## TASK PROMPT:
Drop the pictures from the entries below, then reproduce the rest exactly.

## DATASET CONTENT:
>> start

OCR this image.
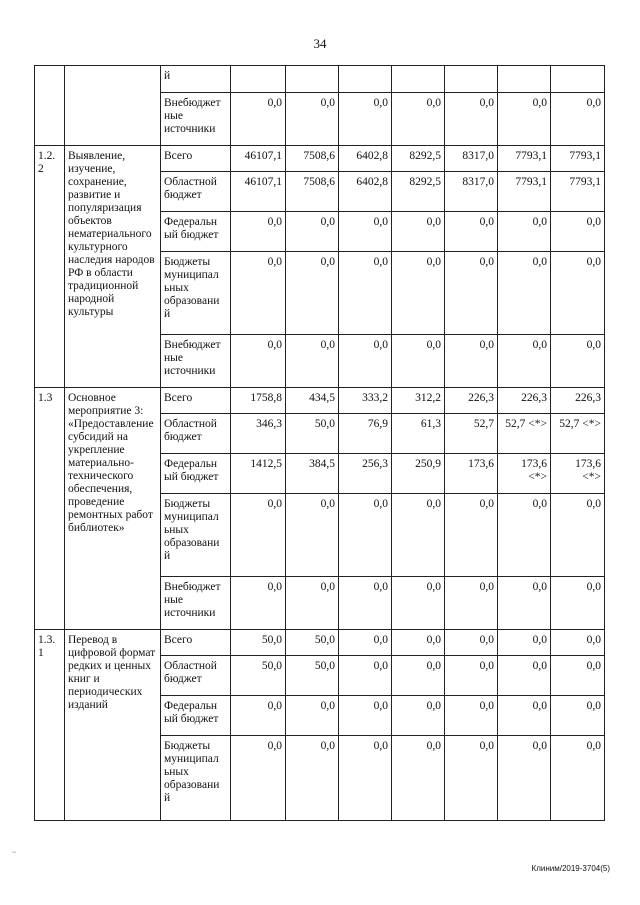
34
		й							
		Внебюджет ные источники	0,0	0,0	0,0	0,0	0,0	0,0	0,0
1.2. 2	Выявление, изучение, сохранение, развитие и популяризация объектов нематериального культурного наследия народов РФ в области традиционной народной культуры	Всего	46107,1	7508,6	6402,8	8292,5	8317,0	7793,1	7793,1
		Областной бюджет	46107,1	7508,6	6402,8	8292,5	8317,0	7793,1	7793,1
		Федеральн ый бюджет	0,0	0,0	0,0	0,0	0,0	0,0	0,0
		Бюджеты муниципал ьных образовани й	0,0	0,0	0,0	0,0	0,0	0,0	0,0
		Внебюджет ные источники	0,0	0,0	0,0	0,0	0,0	0,0	0,0
1.3	Основное мероприятие 3: «Предоставление субсидий на укрепление материально-технического обеспечения, проведение ремонтных работ библиотек»	Всего	1758,8	434,5	333,2	312,2	226,3	226,3	226,3
		Областной бюджет	346,3	50,0	76,9	61,3	52,7	52,7 <*>	52,7 <*>
		Федеральн ый бюджет	1412,5	384,5	256,3	250,9	173,6	173,6 <*>	173,6 <*>
		Бюджеты муниципал ьных образовани й	0,0	0,0	0,0	0,0	0,0	0,0	0,0
		Внебюджет ные источники	0,0	0,0	0,0	0,0	0,0	0,0	0,0
1.3. 1	Перевод в цифровой формат редких и ценных книг и периодических изданий	Всего	50,0	50,0	0,0	0,0	0,0	0,0	0,0
		Областной бюджет	50,0	50,0	0,0	0,0	0,0	0,0	0,0
		Федеральн ый бюджет	0,0	0,0	0,0	0,0	0,0	0,0	0,0
		Бюджеты муниципал ьных образовани й	0,0	0,0	0,0	0,0	0,0	0,0	0,0
~
Клиним/2019-3704(5)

>> end

## REPLY:
OCR this image.
34
		й							
		Внебюджет ные источники	0,0	0,0	0,0	0,0	0,0	0,0	0,0
1.2. 2	Выявление, изучение, сохранение, развитие и популяризация объектов нематериального культурного наследия народов РФ в области традиционной народной культуры	Всего	46107,1	7508,6	6402,8	8292,5	8317,0	7793,1	7793,1
		Областной бюджет	46107,1	7508,6	6402,8	8292,5	8317,0	7793,1	7793,1
		Федеральн ый бюджет	0,0	0,0	0,0	0,0	0,0	0,0	0,0
		Бюджеты муниципал ьных образовани й	0,0	0,0	0,0	0,0	0,0	0,0	0,0
		Внебюджет ные источники	0,0	0,0	0,0	0,0	0,0	0,0	0,0
1.3	Основное мероприятие 3: «Предоставление субсидий на укрепление материально-технического обеспечения, проведение ремонтных работ библиотек»	Всего	1758,8	434,5	333,2	312,2	226,3	226,3	226,3
		Областной бюджет	346,3	50,0	76,9	61,3	52,7	52,7 <*>	52,7 <*>
		Федеральн ый бюджет	1412,5	384,5	256,3	250,9	173,6	173,6 <*>	173,6 <*>
		Бюджеты муниципал ьных образовани й	0,0	0,0	0,0	0,0	0,0	0,0	0,0
		Внебюджет ные источники	0,0	0,0	0,0	0,0	0,0	0,0	0,0
1.3. 1	Перевод в цифровой формат редких и ценных книг и периодических изданий	Всего	50,0	50,0	0,0	0,0	0,0	0,0	0,0
		Областной бюджет	50,0	50,0	0,0	0,0	0,0	0,0	0,0
		Федеральн ый бюджет	0,0	0,0	0,0	0,0	0,0	0,0	0,0
		Бюджеты муниципал ьных образовани й	0,0	0,0	0,0	0,0	0,0	0,0	0,0
~
Клиним/2019-3704(5)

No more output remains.